TEXT SECTION
Start of Block

Who Are You Meant To Be?

You know how some things are a secret? Like the chocolate stash behind the canned vegetables at the back of the pantry. Yep, no danger of anyone finding the mini candy bars hidden there in my house.

Writing was one of those things for me.

I grew up in a less than ideal home and I used writing as my outlet. Over time the journal entries and poems of my youth evolved into short stories. Not very good ones at first, but it was still satisfying to see the story in my mind come to life on the page. And yes, for those of you wondering…I do in fact carry on conversations with my characters. In what other profession is it possible to get paid for talking to your imaginary friends? Yeah, in most places they medicate you and introduce you to a little thing called a straitjacket!

But I kept my writing a secret. No one knew. Not my friends, not my family, not even my husband, a wonderful man I have been married to for almost 18 years! I never set out for it to be a secret. It’s not like I lead a double life as a secret agent or anything. I just never felt good enough, talented enough to make my deep, dark, crazy dream of being able to walk into a bookstore and one day see my name on the shelf a reality. So, I didn’t say anything.

Then about three years ago a friend asked me to be a beta reader for her manuscript. She knew I was an avid reader and I jumped at the opportunity to give her feedback. Boy, did she get more than she bargained for! Fortunately, she was so happy to get constructive feedback that she called me again and again to ask questions and get opinions. In return, I was thrilled to be involved with a real author; after all she had an agent. We worked well together and I quickly became her critique partner.

Since that fateful day, Anita Clenney has encouraged and cajoled me into coming out of the writer’s closet and embracing the insanity that is the publishing industry. I have written my first full-length manuscript and pitched it at the WRW Retreat. Although, I have been fortunate enough to receive multiple submission requests I now realize that it doesn’t matter. The true gift that my friend has given me is confidence in my own abilities. She has opened a door to an entire community of incredibly talented nut jobs that talk to their characters too.

My friends and family have been very supportive since my coming out. The first time my husband read an excerpt of my work he said, “Holy crap! I had no idea you could write like this!” and “Oh yeah, now that I know, can you edit my master’s thesis on water management in Europe?” For the record, I would rather edit an entire manuscript than his incredibly dry academic thesis again.

And by the way, my dream of seeing my name on the bookstore shelf came true April 29, 2011. My friend and critique partner, Anita Clenney, published Awaken the Highland Warrior (the first in a trilogy) and bless her heart, she dedicated it to me.

The point is we all come from different places and have taken different journeys to get where we are today. For some of us the path has been relatively easy, tripping over wonderful opportunities at every turn. For others, the road may have been wrought with challenge and constant reminders of past failures. But the question I ask is this–Have you ever looked back at your life and thought… Wow, that was so not worth it. I really wish I hadn’t tried. Or, do you more often look back and think… That was such a great opportunity. I wish I had learned to _____________. Or, I should have _____________.

At the end of the day, no matter what your journey is, put it all out on the line and see what happens. Because you miss one hundred percent of the shots you don’t take and along the way you short change yourself out of being who you’re meant to be.

End of Block

PROVIDED RECORDS
Start of Block

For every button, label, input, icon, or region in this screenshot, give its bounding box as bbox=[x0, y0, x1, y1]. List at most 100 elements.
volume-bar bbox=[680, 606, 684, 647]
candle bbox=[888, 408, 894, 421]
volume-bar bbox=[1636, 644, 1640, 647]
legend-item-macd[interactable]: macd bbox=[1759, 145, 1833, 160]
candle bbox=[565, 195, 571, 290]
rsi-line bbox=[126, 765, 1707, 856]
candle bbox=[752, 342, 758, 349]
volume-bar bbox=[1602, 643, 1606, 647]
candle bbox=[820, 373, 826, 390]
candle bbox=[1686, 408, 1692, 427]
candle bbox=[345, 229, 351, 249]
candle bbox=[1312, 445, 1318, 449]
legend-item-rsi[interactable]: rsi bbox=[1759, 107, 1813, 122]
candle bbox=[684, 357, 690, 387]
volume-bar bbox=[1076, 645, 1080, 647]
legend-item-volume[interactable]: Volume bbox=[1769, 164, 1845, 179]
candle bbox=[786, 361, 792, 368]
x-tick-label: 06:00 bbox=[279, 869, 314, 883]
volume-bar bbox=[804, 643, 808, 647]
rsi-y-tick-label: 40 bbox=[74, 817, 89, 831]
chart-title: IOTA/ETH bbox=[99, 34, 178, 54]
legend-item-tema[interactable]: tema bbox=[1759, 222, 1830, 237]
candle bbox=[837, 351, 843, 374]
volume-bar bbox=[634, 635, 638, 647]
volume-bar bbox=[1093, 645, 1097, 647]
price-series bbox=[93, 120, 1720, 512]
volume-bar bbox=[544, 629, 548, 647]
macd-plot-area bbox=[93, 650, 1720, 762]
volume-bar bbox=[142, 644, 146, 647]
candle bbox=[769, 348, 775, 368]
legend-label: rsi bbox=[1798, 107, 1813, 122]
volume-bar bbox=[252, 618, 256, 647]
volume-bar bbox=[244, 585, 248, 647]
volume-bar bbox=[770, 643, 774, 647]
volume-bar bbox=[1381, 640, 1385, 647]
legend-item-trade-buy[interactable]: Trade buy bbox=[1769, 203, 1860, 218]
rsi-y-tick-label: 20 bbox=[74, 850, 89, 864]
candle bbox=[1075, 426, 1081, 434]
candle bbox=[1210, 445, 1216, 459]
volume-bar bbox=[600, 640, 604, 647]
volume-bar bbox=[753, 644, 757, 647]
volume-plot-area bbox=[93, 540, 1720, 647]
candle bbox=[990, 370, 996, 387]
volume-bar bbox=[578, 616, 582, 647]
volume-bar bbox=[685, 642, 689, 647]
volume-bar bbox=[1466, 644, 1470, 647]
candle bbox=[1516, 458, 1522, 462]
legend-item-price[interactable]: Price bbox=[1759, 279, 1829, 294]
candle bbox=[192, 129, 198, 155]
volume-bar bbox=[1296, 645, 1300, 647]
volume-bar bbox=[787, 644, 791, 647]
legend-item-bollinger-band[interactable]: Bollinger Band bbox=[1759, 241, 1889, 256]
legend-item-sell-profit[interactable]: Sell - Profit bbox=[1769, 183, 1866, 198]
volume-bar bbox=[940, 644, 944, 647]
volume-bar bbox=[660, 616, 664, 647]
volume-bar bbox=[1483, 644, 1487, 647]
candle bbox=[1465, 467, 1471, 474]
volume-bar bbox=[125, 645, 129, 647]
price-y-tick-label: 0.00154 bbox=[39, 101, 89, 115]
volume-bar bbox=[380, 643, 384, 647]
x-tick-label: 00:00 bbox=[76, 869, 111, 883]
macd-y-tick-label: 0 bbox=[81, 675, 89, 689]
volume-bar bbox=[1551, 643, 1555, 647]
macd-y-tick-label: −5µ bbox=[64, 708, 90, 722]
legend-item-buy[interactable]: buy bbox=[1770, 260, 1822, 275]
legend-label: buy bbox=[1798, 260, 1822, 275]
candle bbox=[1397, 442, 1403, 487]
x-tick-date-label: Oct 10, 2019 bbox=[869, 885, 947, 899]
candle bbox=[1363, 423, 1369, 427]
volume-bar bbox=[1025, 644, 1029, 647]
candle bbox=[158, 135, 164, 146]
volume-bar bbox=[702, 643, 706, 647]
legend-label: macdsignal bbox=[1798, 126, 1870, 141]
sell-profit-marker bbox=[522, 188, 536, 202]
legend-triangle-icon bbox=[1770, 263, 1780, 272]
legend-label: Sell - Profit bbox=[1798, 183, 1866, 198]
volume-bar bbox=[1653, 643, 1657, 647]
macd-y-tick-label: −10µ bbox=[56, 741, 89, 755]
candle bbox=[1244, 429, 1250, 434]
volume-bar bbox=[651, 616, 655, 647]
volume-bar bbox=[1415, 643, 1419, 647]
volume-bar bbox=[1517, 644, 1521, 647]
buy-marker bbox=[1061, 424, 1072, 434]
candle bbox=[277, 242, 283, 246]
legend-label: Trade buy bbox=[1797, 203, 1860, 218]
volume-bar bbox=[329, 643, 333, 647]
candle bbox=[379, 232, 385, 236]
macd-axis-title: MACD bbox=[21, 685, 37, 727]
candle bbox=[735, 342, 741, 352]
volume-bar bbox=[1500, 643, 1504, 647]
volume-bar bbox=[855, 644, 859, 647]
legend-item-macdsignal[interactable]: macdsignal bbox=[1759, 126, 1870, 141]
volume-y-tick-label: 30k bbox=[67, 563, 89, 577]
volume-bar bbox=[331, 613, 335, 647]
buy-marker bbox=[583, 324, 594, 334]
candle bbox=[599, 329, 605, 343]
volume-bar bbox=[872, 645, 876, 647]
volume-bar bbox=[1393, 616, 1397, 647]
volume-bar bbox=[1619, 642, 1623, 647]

End of Block

TASK DETAILS
Answer these questions using the essay about keeping writing a secret.
1. For about how many years has the writer been married?
2. At what event did the writer pitch a first full-length manuscript?
3. On what date did the writer's dream of seeing their name on a bookstore shelf come true?

YOUR RESPONSE
1. Almost 18 years.
2. The WRW Retreat.
3. April 29, 2011.